Figure record extracts:
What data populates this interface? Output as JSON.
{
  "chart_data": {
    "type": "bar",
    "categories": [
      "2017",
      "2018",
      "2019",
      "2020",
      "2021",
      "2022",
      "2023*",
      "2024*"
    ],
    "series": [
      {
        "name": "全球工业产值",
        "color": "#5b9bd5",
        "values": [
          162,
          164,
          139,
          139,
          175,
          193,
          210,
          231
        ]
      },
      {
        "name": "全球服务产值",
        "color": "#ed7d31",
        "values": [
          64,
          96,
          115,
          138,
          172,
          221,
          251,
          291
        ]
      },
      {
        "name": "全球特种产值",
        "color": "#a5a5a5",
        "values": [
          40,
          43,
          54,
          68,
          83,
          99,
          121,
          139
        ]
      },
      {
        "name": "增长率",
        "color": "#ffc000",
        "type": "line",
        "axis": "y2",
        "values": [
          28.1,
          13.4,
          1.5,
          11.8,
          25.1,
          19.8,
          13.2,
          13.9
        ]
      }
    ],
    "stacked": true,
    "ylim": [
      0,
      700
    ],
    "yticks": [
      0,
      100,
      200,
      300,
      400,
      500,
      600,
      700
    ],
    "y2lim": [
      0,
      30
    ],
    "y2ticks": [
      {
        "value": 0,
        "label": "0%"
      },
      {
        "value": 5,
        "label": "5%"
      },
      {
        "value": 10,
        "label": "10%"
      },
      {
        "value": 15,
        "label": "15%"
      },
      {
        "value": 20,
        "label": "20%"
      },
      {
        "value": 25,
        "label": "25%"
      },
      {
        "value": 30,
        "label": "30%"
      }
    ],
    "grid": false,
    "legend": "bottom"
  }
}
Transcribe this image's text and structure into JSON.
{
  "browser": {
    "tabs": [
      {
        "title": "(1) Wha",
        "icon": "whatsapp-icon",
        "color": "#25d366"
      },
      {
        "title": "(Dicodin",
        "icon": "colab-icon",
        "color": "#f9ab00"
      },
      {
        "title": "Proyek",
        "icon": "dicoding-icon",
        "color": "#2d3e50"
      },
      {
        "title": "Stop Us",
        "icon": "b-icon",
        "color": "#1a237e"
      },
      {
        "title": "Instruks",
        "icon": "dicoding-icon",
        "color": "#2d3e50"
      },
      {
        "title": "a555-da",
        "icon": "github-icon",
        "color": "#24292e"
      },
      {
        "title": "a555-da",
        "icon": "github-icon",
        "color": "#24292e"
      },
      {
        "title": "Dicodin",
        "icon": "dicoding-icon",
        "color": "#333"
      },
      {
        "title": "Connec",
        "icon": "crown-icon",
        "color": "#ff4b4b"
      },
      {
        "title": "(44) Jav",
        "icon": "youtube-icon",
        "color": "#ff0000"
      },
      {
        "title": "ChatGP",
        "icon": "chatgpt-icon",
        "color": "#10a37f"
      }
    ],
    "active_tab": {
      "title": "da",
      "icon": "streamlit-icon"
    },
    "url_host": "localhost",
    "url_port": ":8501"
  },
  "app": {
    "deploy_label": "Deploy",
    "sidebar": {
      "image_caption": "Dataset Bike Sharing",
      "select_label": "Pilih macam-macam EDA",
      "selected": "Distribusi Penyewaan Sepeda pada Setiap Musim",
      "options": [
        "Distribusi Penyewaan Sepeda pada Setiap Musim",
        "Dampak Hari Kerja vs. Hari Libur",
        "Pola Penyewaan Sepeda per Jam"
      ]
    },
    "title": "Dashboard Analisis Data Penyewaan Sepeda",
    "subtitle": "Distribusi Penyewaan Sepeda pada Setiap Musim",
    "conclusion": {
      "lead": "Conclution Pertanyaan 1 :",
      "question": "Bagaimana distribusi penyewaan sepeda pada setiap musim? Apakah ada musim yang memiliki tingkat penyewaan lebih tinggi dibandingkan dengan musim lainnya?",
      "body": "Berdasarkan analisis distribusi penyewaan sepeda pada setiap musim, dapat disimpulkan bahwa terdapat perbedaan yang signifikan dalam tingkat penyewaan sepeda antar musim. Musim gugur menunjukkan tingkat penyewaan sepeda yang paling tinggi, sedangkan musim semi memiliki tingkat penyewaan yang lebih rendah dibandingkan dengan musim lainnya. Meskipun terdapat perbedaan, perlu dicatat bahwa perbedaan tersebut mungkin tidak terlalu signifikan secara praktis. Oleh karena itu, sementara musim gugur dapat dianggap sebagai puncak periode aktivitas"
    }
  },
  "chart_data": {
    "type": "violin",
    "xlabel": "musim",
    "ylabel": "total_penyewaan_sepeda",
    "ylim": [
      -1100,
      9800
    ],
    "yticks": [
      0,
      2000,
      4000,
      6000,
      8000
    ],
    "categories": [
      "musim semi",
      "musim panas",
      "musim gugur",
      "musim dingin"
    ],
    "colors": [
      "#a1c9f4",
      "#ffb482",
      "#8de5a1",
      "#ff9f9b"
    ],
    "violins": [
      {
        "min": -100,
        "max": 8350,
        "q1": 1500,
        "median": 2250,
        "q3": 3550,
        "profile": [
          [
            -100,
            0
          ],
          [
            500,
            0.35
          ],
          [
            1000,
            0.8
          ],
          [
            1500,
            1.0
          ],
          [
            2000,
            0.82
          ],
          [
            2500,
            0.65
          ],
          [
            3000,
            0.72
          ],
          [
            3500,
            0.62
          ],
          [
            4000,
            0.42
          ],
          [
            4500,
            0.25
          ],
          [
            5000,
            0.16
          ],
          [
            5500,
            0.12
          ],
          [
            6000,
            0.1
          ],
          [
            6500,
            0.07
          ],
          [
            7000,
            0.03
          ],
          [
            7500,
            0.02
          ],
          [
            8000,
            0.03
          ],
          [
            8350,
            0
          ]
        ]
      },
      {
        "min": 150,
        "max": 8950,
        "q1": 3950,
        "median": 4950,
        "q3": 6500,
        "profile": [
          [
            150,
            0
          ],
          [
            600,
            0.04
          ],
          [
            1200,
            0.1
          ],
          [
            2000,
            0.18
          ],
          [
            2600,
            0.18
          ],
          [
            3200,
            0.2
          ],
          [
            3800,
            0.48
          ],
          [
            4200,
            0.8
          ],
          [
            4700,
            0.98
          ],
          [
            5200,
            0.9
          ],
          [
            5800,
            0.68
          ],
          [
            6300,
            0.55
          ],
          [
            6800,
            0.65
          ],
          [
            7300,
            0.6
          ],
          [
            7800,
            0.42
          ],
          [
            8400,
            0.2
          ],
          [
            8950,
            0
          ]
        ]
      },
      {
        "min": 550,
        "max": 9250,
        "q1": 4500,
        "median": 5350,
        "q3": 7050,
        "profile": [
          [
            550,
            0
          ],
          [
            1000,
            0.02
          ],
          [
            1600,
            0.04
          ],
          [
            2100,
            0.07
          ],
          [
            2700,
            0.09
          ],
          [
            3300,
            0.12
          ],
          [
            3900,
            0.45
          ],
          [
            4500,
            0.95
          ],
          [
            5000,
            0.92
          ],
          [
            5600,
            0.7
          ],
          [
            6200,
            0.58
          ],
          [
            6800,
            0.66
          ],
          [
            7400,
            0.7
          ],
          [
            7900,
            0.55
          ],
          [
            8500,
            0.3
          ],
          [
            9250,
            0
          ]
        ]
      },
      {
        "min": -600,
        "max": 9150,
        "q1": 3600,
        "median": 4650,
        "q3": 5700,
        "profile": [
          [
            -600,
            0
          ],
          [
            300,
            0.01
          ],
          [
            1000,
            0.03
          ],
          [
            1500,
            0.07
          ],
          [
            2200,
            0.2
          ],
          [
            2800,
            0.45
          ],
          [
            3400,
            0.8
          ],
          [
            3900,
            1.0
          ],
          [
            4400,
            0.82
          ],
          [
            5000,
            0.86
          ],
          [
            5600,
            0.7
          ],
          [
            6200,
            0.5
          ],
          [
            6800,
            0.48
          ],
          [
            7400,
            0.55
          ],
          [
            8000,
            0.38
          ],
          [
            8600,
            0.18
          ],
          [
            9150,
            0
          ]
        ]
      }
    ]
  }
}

Written instruction
Extract every line of the records above that contains the word "semi".

Result
      "body": "Berdasarkan analisis distribusi penyewaan sepeda pada setiap musim, dapat disimpulkan bahwa terdapat perbedaan yang signifikan dalam tingkat penyewaan sepeda antar musim. Musim gugur menunjukkan tingkat penyewaan sepeda yang paling tinggi, sedangkan musim semi memiliki tingkat penyewaan yang lebih rendah dibandingkan dengan musim lainnya. Meskipun terdapat perbedaan, perlu dicatat bahwa perbedaan tersebut mungkin tidak terlalu signifikan secara praktis. Oleh karena itu, sementara musim gugur dapat dianggap sebagai puncak periode aktivitas"
      "musim semi",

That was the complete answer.